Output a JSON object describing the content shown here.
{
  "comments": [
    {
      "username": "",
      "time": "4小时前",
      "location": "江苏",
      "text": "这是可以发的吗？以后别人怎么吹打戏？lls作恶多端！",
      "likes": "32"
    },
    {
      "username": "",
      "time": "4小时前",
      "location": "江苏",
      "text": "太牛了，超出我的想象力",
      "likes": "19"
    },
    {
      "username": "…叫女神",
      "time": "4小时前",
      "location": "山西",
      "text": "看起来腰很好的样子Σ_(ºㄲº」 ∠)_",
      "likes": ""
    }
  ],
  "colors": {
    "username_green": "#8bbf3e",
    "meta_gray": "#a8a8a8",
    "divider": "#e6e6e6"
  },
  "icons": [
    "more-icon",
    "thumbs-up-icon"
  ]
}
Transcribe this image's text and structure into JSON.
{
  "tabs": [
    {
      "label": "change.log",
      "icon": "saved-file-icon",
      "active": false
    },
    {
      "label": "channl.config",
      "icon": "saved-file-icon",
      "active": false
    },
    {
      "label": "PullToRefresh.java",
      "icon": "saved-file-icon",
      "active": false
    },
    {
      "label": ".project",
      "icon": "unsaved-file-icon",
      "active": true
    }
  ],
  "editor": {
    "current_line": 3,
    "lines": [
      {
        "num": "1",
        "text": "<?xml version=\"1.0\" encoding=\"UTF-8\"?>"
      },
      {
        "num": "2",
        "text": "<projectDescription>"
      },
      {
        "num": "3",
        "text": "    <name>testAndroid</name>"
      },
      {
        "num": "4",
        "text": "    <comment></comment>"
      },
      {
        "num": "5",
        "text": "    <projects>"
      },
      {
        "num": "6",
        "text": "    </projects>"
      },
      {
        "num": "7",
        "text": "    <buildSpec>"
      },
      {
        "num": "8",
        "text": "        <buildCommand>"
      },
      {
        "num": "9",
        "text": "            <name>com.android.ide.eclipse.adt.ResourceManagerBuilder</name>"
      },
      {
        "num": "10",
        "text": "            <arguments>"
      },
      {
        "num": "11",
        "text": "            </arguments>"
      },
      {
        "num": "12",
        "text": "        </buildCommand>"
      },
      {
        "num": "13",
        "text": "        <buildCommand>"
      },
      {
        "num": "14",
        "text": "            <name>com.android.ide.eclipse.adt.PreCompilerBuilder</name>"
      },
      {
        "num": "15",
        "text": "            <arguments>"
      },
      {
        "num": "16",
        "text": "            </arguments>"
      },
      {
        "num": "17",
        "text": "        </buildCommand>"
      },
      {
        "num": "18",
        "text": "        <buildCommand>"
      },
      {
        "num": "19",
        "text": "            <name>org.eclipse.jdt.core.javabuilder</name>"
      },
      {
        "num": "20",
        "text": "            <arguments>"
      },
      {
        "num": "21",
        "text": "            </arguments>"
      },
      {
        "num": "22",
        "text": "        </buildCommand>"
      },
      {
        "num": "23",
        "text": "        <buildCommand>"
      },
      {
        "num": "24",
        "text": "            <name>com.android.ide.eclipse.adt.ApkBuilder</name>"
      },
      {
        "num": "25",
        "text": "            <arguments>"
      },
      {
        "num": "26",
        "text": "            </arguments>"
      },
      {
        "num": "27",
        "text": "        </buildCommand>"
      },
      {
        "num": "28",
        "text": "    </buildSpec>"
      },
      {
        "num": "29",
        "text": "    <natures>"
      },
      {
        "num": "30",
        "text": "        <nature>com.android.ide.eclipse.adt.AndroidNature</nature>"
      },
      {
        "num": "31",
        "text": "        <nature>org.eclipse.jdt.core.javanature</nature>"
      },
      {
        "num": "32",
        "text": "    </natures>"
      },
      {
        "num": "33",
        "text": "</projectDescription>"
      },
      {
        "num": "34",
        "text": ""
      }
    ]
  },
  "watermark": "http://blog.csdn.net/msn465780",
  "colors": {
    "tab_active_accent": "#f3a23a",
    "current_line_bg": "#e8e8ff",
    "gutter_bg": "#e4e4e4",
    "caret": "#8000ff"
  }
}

※

WHAT THE EXERCISE ASKS: Your task is to print the whole listing again exactly.

REPLY TO THE EXERCISE:
Output a JSON object describing the content shown here.
{
  "comments": [
    {
      "username": "",
      "time": "4小时前",
      "location": "江苏",
      "text": "这是可以发的吗？以后别人怎么吹打戏？lls作恶多端！",
      "likes": "32"
    },
    {
      "username": "",
      "time": "4小时前",
      "location": "江苏",
      "text": "太牛了，超出我的想象力",
      "likes": "19"
    },
    {
      "username": "…叫女神",
      "time": "4小时前",
      "location": "山西",
      "text": "看起来腰很好的样子Σ_(ºㄲº」 ∠)_",
      "likes": ""
    }
  ],
  "colors": {
    "username_green": "#8bbf3e",
    "meta_gray": "#a8a8a8",
    "divider": "#e6e6e6"
  },
  "icons": [
    "more-icon",
    "thumbs-up-icon"
  ]
}
Transcribe this image's text and structure into JSON.
{
  "tabs": [
    {
      "label": "change.log",
      "icon": "saved-file-icon",
      "active": false
    },
    {
      "label": "channl.config",
      "icon": "saved-file-icon",
      "active": false
    },
    {
      "label": "PullToRefresh.java",
      "icon": "saved-file-icon",
      "active": false
    },
    {
      "label": ".project",
      "icon": "unsaved-file-icon",
      "active": true
    }
  ],
  "editor": {
    "current_line": 3,
    "lines": [
      {
        "num": "1",
        "text": "<?xml version=\"1.0\" encoding=\"UTF-8\"?>"
      },
      {
        "num": "2",
        "text": "<projectDescription>"
      },
      {
        "num": "3",
        "text": "    <name>testAndroid</name>"
      },
      {
        "num": "4",
        "text": "    <comment></comment>"
      },
      {
        "num": "5",
        "text": "    <projects>"
      },
      {
        "num": "6",
        "text": "    </projects>"
      },
      {
        "num": "7",
        "text": "    <buildSpec>"
      },
      {
        "num": "8",
        "text": "        <buildCommand>"
      },
      {
        "num": "9",
        "text": "            <name>com.android.ide.eclipse.adt.ResourceManagerBuilder</name>"
      },
      {
        "num": "10",
        "text": "            <arguments>"
      },
      {
        "num": "11",
        "text": "            </arguments>"
      },
      {
        "num": "12",
        "text": "        </buildCommand>"
      },
      {
        "num": "13",
        "text": "        <buildCommand>"
      },
      {
        "num": "14",
        "text": "            <name>com.android.ide.eclipse.adt.PreCompilerBuilder</name>"
      },
      {
        "num": "15",
        "text": "            <arguments>"
      },
      {
        "num": "16",
        "text": "            </arguments>"
      },
      {
        "num": "17",
        "text": "        </buildCommand>"
      },
      {
        "num": "18",
        "text": "        <buildCommand>"
      },
      {
        "num": "19",
        "text": "            <name>org.eclipse.jdt.core.javabuilder</name>"
      },
      {
        "num": "20",
        "text": "            <arguments>"
      },
      {
        "num": "21",
        "text": "            </arguments>"
      },
      {
        "num": "22",
        "text": "        </buildCommand>"
      },
      {
        "num": "23",
        "text": "        <buildCommand>"
      },
      {
        "num": "24",
        "text": "            <name>com.android.ide.eclipse.adt.ApkBuilder</name>"
      },
      {
        "num": "25",
        "text": "            <arguments>"
      },
      {
        "num": "26",
        "text": "            </arguments>"
      },
      {
        "num": "27",
        "text": "        </buildCommand>"
      },
      {
        "num": "28",
        "text": "    </buildSpec>"
      },
      {
        "num": "29",
        "text": "    <natures>"
      },
      {
        "num": "30",
        "text": "        <nature>com.android.ide.eclipse.adt.AndroidNature</nature>"
      },
      {
        "num": "31",
        "text": "        <nature>org.eclipse.jdt.core.javanature</nature>"
      },
      {
        "num": "32",
        "text": "    </natures>"
      },
      {
        "num": "33",
        "text": "</projectDescription>"
      },
      {
        "num": "34",
        "text": ""
      }
    ]
  },
  "watermark": "http://blog.csdn.net/msn465780",
  "colors": {
    "tab_active_accent": "#f3a23a",
    "current_line_bg": "#e8e8ff",
    "gutter_bg": "#e4e4e4",
    "caret": "#8000ff"
  }
}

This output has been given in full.